(Data entries for graphics)
==*==
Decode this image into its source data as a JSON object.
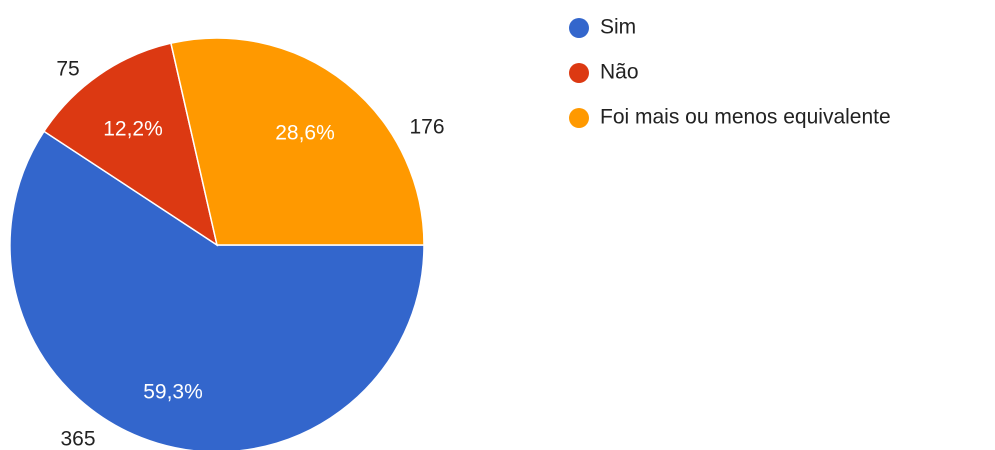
{
  "chart_data": {
    "type": "pie",
    "categories": [
      "Sim",
      "Não",
      "Foi mais ou menos equivalente"
    ],
    "values": [
      365,
      75,
      176
    ],
    "percent_values": [
      59.3,
      12.2,
      28.6
    ],
    "percent_labels": [
      "59,3%",
      "12,2%",
      "28,6%"
    ],
    "colors": [
      "#3366cc",
      "#dc3912",
      "#ff9900"
    ],
    "legend": "right"
  }
}
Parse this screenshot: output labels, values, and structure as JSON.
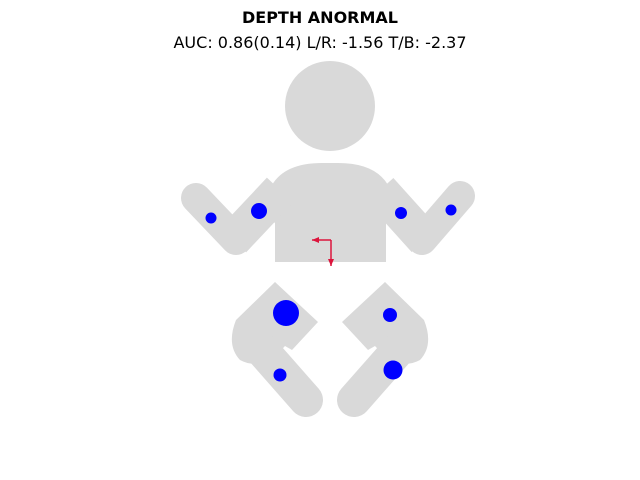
{
  "header": {
    "title": "DEPTH ANORMAL",
    "subtitle": "AUC: 0.86(0.14) L/R: -1.56 T/B: -2.37"
  },
  "colors": {
    "body": "#d9d9d9",
    "markers": "#0000ff",
    "arrows": "#dc143c",
    "background": "#ffffff"
  },
  "markers": [
    {
      "name": "marker-left-hand",
      "size": "small"
    },
    {
      "name": "marker-left-shoulder",
      "size": "medium"
    },
    {
      "name": "marker-right-shoulder",
      "size": "small"
    },
    {
      "name": "marker-right-hand",
      "size": "small"
    },
    {
      "name": "marker-left-hip",
      "size": "large"
    },
    {
      "name": "marker-left-foot",
      "size": "small"
    },
    {
      "name": "marker-right-hip",
      "size": "small"
    },
    {
      "name": "marker-right-knee",
      "size": "medium"
    }
  ],
  "balance": {
    "left_right": -1.56,
    "top_bottom": -2.37
  }
}
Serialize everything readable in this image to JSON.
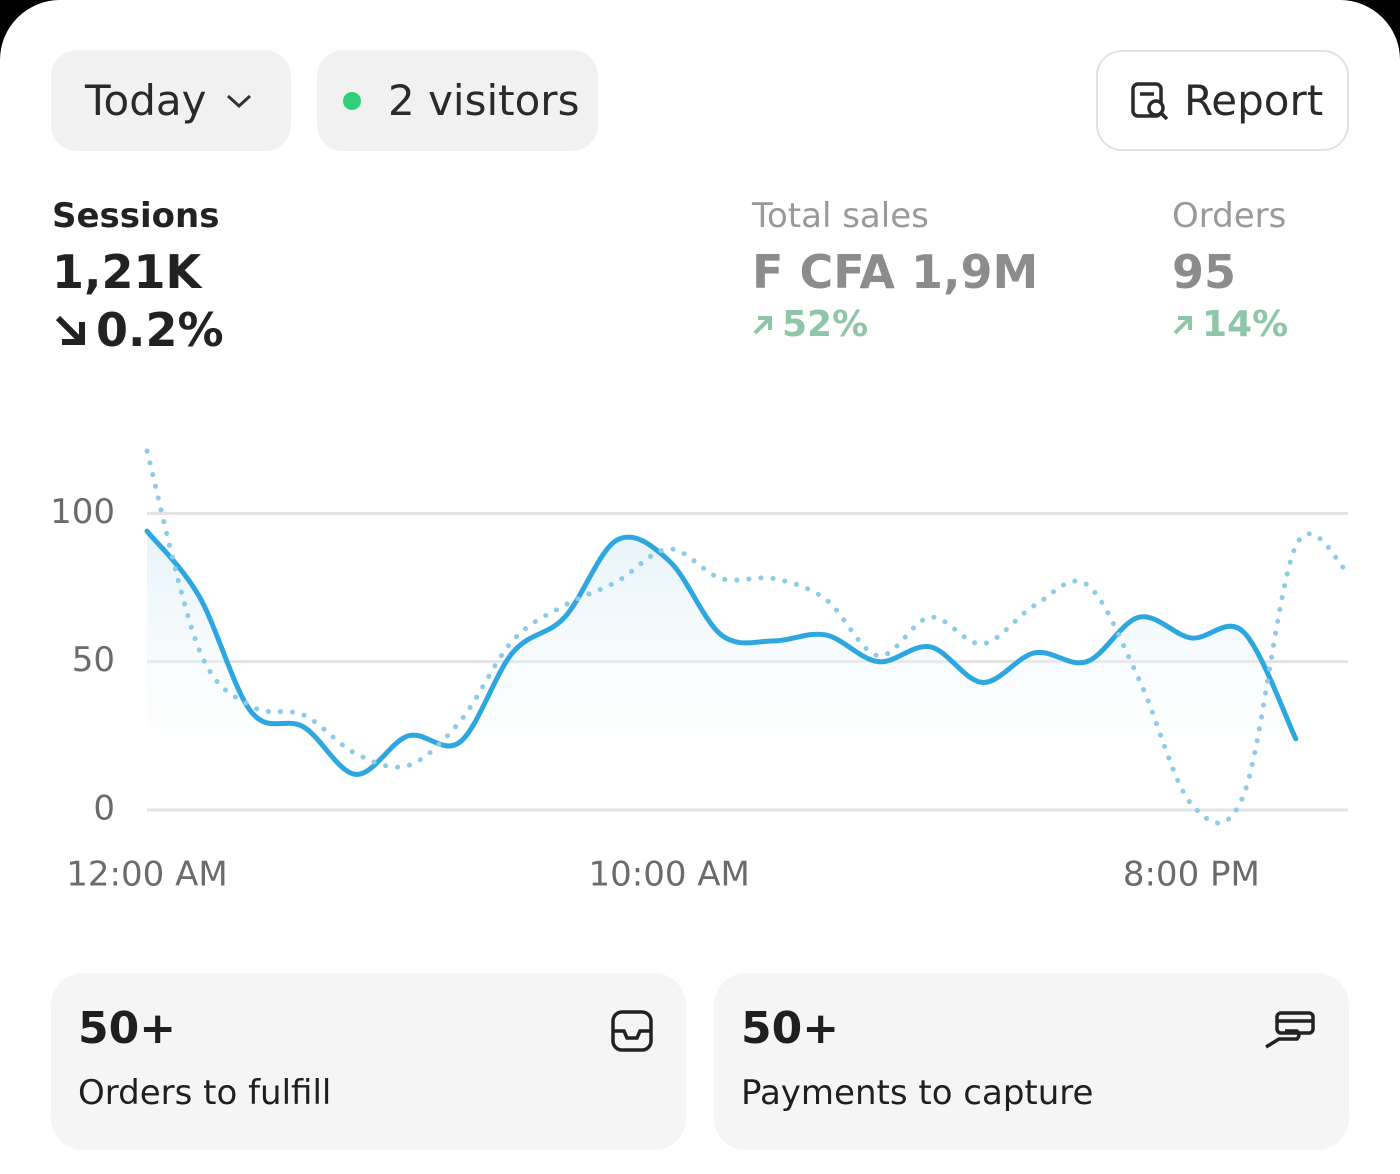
{
  "toolbar": {
    "period": "Today",
    "visitors": "2 visitors",
    "report": "Report"
  },
  "metrics": [
    {
      "label": "Sessions",
      "value": "1,21K",
      "change": "0.2%"
    },
    {
      "label": "Total sales",
      "value": "F CFA 1,9M",
      "change": "52%"
    },
    {
      "label": "Orders",
      "value": "95",
      "change": "14%"
    }
  ],
  "chart_data": {
    "type": "line",
    "x": [
      0,
      1,
      2,
      3,
      4,
      5,
      6,
      7,
      8,
      9,
      10,
      11,
      12,
      13,
      14,
      15,
      16,
      17,
      18,
      19,
      20,
      21,
      22,
      23
    ],
    "series": [
      {
        "color": "#2ea6e0",
        "style": "solid",
        "fill": true,
        "values": [
          94,
          72,
          33,
          28,
          12,
          25,
          23,
          53,
          65,
          91,
          84,
          59,
          57,
          59,
          50,
          55,
          43,
          53,
          50,
          65,
          58,
          60,
          24,
          null
        ]
      },
      {
        "color": "#8ecbe8",
        "style": "dotted",
        "fill": false,
        "values": [
          121,
          54,
          35,
          32,
          19,
          15,
          30,
          57,
          69,
          77,
          88,
          78,
          78,
          71,
          52,
          65,
          56,
          69,
          76,
          44,
          2,
          5,
          89,
          80
        ]
      }
    ],
    "xlim": [
      0,
      23
    ],
    "xticks": [
      {
        "value": 0,
        "label": "12:00 AM"
      },
      {
        "value": 10,
        "label": "10:00 AM"
      },
      {
        "value": 20,
        "label": "8:00 PM"
      }
    ],
    "ylim": [
      0,
      120
    ],
    "yticks": [
      0,
      50,
      100
    ],
    "grid": true
  },
  "cards": [
    {
      "value": "50+",
      "label": "Orders to fulfill"
    },
    {
      "value": "50+",
      "label": "Payments to capture"
    }
  ]
}
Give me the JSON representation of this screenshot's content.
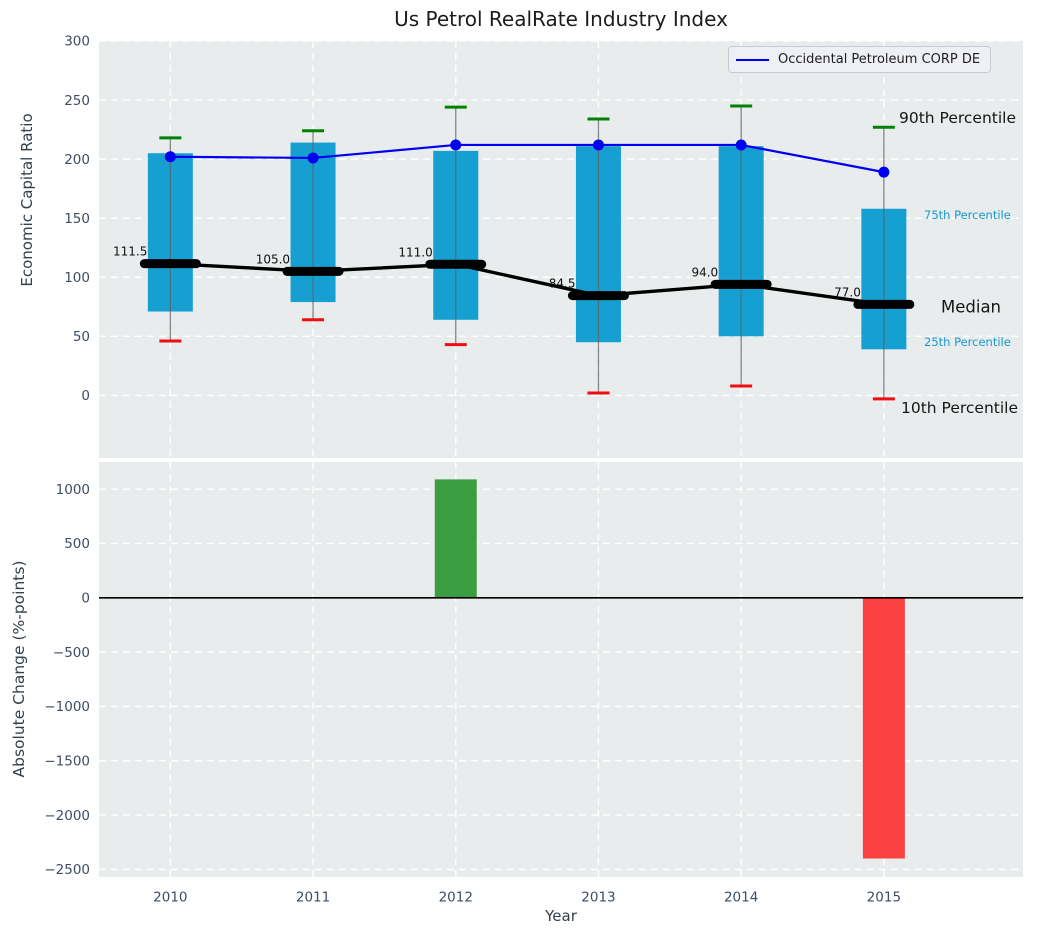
{
  "title": "Us Petrol RealRate Industry Index",
  "legend": {
    "label": "Occidental Petroleum CORP DE"
  },
  "annotations": {
    "p90": "90th Percentile",
    "p75": "75th Percentile",
    "median": "Median",
    "p25": "25th Percentile",
    "p10": "10th Percentile"
  },
  "colors": {
    "panel_bg": "#e9eced",
    "grid": "#ffffff",
    "box_fill": "#16a0d2",
    "cap_high": "#028002",
    "cap_low": "#ee0e0e",
    "whisker": "#606060",
    "median": "#000000",
    "company_line": "#0000f0",
    "bar_positive": "#3a9e40",
    "bar_negative": "#fa4141",
    "zero_line": "#000000",
    "tick_label": "#3e4d63",
    "median_label": "#111111"
  },
  "chart_data": [
    {
      "type": "box-percentile",
      "title": "Us Petrol RealRate Industry Index",
      "ylabel": "Economic Capital Ratio",
      "x": [
        2010,
        2011,
        2012,
        2013,
        2014,
        2015
      ],
      "series": [
        {
          "name": "90th Percentile",
          "values": [
            218,
            224,
            244,
            234,
            245,
            227
          ]
        },
        {
          "name": "75th Percentile",
          "values": [
            205,
            214,
            207,
            211,
            211,
            158
          ]
        },
        {
          "name": "Median",
          "values": [
            111.5,
            105.0,
            111.0,
            84.5,
            94.0,
            77.0
          ]
        },
        {
          "name": "25th Percentile",
          "values": [
            71,
            79,
            64,
            45,
            50,
            39
          ]
        },
        {
          "name": "10th Percentile",
          "values": [
            46,
            64,
            43,
            2,
            8,
            -3
          ]
        },
        {
          "name": "Occidental Petroleum CORP DE",
          "values": [
            202,
            201,
            212,
            212,
            212,
            189
          ]
        }
      ],
      "ylim": [
        -53,
        300
      ],
      "yticks": [
        300,
        250,
        200,
        150,
        100,
        50,
        0
      ],
      "legend_position": "upper right",
      "grid": true
    },
    {
      "type": "bar",
      "ylabel": "Absolute Change (%-points)",
      "xlabel": "Year",
      "categories": [
        2010,
        2011,
        2012,
        2013,
        2014,
        2015
      ],
      "values": [
        0,
        0,
        1090,
        0,
        0,
        -2400
      ],
      "ylim": [
        -2570,
        1250
      ],
      "yticks": [
        1000,
        500,
        0,
        -500,
        -1000,
        -1500,
        -2000,
        -2500
      ],
      "grid": true
    }
  ]
}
==*==
• **What is asked**: Looking at the data above, how many lines hold the word "this"? Respond with the number alone.

• **The output**: 4